The task: Write out every line of the material as it stands, apart from the pictures.

Source records:
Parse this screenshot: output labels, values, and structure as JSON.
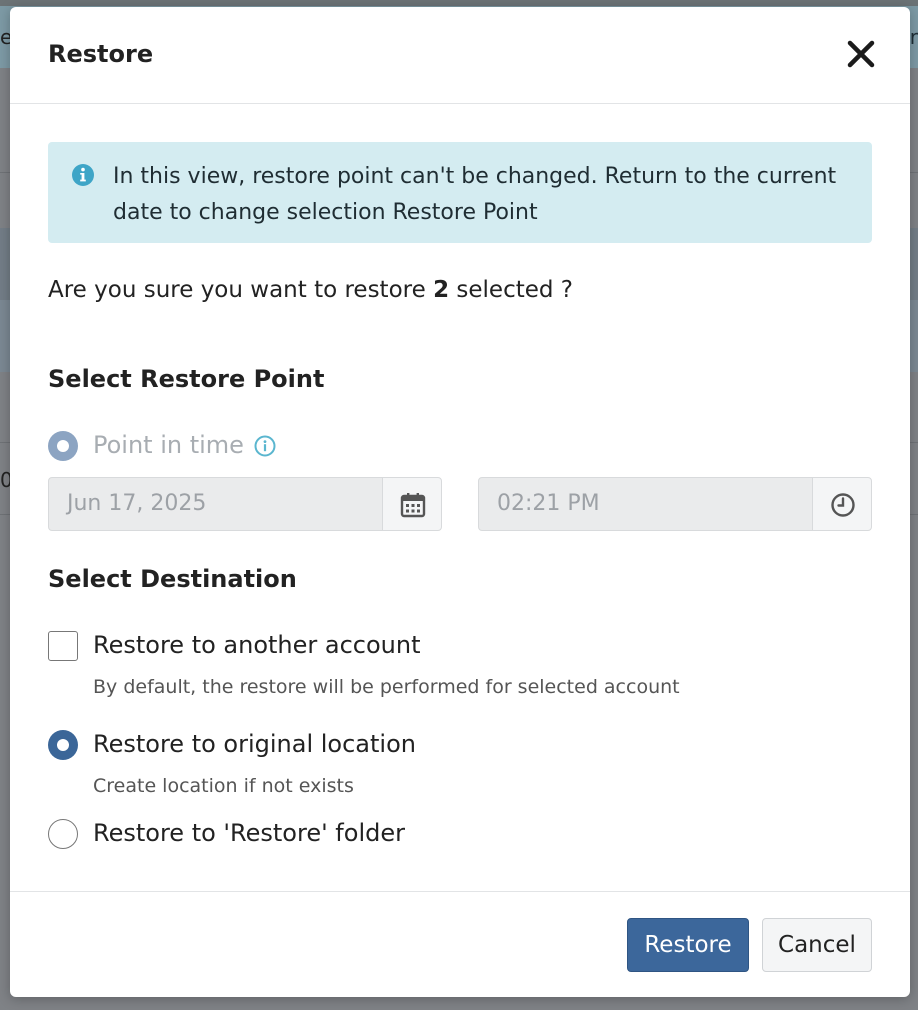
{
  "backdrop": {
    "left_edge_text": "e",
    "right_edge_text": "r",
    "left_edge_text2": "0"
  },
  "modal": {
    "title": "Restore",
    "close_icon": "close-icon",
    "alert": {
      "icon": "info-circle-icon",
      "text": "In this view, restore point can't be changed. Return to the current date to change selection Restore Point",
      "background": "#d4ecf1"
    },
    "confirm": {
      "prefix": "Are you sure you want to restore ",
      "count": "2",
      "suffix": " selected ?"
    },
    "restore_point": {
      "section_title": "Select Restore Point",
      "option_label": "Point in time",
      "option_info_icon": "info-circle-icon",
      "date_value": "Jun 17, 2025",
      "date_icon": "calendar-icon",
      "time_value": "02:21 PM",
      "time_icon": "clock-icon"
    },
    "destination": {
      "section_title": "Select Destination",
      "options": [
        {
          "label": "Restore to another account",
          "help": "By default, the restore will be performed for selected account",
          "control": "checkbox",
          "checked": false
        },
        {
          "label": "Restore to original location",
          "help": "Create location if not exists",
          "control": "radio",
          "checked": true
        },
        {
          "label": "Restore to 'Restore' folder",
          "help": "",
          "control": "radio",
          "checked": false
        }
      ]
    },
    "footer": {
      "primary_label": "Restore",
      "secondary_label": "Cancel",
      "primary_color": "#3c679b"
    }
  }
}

Response to the task:
Parse this screenshot: output labels, values, and structure as JSON.
{
  "backdrop": {
    "left_edge_text": "e",
    "right_edge_text": "r",
    "left_edge_text2": "0"
  },
  "modal": {
    "title": "Restore",
    "close_icon": "close-icon",
    "alert": {
      "icon": "info-circle-icon",
      "text": "In this view, restore point can't be changed. Return to the current date to change selection Restore Point",
      "background": "#d4ecf1"
    },
    "confirm": {
      "prefix": "Are you sure you want to restore ",
      "count": "2",
      "suffix": " selected ?"
    },
    "restore_point": {
      "section_title": "Select Restore Point",
      "option_label": "Point in time",
      "option_info_icon": "info-circle-icon",
      "date_value": "Jun 17, 2025",
      "date_icon": "calendar-icon",
      "time_value": "02:21 PM",
      "time_icon": "clock-icon"
    },
    "destination": {
      "section_title": "Select Destination",
      "options": [
        {
          "label": "Restore to another account",
          "help": "By default, the restore will be performed for selected account",
          "control": "checkbox",
          "checked": false
        },
        {
          "label": "Restore to original location",
          "help": "Create location if not exists",
          "control": "radio",
          "checked": true
        },
        {
          "label": "Restore to 'Restore' folder",
          "help": "",
          "control": "radio",
          "checked": false
        }
      ]
    },
    "footer": {
      "primary_label": "Restore",
      "secondary_label": "Cancel",
      "primary_color": "#3c679b"
    }
  }
}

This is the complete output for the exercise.